Region and label listings
┏━━

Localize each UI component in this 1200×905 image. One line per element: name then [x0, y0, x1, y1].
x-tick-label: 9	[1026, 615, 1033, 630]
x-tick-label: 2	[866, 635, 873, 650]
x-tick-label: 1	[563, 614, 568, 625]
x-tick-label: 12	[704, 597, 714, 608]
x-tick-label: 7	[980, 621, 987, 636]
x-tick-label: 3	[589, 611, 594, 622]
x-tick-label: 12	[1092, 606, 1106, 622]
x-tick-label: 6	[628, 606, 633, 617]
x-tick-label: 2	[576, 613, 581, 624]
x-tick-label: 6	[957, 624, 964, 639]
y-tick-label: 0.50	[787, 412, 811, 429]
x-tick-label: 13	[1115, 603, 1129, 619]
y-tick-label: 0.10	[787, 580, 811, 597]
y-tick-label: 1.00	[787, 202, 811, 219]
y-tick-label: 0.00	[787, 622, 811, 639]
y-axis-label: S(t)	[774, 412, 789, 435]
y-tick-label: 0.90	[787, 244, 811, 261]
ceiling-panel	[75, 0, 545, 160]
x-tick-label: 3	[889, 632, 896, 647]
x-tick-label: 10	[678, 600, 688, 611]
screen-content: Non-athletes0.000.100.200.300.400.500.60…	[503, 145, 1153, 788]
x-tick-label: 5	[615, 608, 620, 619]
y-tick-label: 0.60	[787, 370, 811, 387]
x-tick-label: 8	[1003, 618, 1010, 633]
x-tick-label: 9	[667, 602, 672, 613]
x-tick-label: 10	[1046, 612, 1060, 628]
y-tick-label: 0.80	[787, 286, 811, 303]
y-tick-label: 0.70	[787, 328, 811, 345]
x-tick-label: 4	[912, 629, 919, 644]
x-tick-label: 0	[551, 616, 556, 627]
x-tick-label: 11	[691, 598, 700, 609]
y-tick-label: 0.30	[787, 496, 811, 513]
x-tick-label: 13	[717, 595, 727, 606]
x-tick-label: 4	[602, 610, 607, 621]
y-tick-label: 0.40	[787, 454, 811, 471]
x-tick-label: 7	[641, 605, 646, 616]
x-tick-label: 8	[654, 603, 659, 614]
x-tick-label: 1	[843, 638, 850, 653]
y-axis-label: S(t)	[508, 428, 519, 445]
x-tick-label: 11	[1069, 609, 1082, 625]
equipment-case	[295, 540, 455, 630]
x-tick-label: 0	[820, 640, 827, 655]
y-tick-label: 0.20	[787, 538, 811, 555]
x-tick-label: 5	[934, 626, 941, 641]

┗━━

◆ The task: Extract every line of the material that contains the string "axis", treating uppercase and lowercase as distinct.

◆ Complete response:
y-axis-label: S(t)	[774, 412, 789, 435]
y-axis-label: S(t)	[508, 428, 519, 445]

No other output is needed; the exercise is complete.